▶ _INPUT_:
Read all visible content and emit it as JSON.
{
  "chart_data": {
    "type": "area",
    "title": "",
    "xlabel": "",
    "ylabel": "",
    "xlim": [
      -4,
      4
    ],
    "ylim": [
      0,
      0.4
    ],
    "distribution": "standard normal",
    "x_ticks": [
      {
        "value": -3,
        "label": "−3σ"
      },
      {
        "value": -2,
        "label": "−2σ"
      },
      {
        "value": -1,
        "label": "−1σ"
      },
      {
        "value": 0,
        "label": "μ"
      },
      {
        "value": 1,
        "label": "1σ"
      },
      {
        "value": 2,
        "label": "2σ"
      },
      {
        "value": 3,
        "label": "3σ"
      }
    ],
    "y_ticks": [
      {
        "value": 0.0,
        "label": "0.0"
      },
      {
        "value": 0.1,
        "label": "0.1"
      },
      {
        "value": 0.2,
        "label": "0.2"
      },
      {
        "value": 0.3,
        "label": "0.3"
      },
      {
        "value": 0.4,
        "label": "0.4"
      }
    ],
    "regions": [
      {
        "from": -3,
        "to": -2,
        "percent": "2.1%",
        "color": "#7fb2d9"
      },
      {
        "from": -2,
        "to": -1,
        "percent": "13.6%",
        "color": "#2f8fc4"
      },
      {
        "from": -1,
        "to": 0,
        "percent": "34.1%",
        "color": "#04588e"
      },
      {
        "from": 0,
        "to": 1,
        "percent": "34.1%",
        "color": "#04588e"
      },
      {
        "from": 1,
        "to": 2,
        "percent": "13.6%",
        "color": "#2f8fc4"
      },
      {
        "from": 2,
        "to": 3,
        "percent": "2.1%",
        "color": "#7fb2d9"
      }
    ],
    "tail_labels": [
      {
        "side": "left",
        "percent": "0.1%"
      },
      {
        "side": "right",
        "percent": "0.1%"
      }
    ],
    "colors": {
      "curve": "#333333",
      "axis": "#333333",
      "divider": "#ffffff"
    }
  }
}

▶ _AIM_: State only the count of lines above that hold the string "from".

▶ _EXERCISE RESPONSE_: 6